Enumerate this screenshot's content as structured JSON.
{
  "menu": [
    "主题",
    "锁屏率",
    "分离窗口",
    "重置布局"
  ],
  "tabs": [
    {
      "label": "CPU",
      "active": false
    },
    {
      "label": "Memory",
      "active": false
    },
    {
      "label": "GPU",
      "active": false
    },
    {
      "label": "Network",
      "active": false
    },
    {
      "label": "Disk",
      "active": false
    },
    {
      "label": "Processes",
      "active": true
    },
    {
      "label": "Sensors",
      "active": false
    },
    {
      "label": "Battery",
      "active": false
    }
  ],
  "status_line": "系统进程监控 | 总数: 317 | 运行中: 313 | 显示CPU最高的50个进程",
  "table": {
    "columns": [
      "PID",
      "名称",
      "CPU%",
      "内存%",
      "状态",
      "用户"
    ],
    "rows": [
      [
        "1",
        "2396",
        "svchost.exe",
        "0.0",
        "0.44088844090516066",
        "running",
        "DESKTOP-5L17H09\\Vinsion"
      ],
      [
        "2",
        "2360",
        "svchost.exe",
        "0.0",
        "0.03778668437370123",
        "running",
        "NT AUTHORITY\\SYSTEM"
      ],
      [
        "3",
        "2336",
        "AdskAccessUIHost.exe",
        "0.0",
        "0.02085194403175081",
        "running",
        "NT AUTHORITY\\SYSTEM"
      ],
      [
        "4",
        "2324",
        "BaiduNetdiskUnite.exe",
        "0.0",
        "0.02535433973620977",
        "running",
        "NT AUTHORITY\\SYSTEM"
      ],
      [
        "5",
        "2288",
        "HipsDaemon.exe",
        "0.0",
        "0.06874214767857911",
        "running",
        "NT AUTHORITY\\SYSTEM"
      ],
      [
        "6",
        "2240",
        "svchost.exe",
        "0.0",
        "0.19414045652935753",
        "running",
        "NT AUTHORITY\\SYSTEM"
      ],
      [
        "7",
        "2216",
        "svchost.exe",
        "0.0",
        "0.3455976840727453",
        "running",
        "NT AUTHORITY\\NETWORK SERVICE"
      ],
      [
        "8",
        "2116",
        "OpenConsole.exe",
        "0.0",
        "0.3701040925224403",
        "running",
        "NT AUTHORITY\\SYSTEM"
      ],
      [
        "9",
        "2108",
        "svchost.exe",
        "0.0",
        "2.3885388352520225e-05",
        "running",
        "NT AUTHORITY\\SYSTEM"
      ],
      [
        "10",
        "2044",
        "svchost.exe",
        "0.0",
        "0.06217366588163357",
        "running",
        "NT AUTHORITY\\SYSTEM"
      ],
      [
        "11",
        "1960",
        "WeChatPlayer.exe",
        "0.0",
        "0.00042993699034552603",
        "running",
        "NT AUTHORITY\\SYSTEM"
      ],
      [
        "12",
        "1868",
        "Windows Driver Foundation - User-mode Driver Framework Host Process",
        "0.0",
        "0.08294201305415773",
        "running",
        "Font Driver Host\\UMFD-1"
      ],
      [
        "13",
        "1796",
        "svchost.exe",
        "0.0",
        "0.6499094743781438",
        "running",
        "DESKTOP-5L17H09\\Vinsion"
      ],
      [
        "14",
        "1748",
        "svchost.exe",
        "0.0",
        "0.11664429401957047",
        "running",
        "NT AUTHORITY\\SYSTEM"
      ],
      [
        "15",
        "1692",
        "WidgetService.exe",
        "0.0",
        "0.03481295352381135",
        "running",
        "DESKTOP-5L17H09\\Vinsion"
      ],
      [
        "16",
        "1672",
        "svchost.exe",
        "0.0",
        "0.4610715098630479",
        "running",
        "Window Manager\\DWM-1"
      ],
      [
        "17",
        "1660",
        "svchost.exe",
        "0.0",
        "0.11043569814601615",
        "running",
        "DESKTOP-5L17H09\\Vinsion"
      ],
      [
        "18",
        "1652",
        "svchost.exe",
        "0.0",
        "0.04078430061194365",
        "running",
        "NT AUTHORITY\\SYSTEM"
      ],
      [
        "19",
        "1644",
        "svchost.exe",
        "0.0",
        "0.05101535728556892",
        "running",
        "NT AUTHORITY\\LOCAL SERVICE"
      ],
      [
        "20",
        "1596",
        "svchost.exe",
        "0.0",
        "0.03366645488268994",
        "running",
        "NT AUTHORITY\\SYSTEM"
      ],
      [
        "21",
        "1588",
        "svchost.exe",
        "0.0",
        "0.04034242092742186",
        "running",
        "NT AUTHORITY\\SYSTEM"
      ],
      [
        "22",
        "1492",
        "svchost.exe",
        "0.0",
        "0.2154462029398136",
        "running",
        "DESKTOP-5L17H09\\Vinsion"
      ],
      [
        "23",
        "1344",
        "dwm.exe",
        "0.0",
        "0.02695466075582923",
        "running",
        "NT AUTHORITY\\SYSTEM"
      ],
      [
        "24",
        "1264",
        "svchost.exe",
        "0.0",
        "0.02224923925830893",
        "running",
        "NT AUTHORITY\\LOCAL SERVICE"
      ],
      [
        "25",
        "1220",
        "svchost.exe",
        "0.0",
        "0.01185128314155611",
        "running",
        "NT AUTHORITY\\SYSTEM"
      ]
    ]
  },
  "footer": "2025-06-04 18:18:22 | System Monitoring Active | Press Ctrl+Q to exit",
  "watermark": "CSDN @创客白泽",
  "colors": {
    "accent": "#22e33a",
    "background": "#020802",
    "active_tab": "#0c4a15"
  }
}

· · · · · · ·

— PROBLEM TO SOLVE —
Identify each line in the records above containing the word "label"; copy those lines.

— RIGHT ANSWER —
      "label": "CPU",
      "label": "Memory",
      "label": "GPU",
      "label": "Network",
      "label": "Disk",
      "label": "Processes",
      "label": "Sensors",
      "label": "Battery",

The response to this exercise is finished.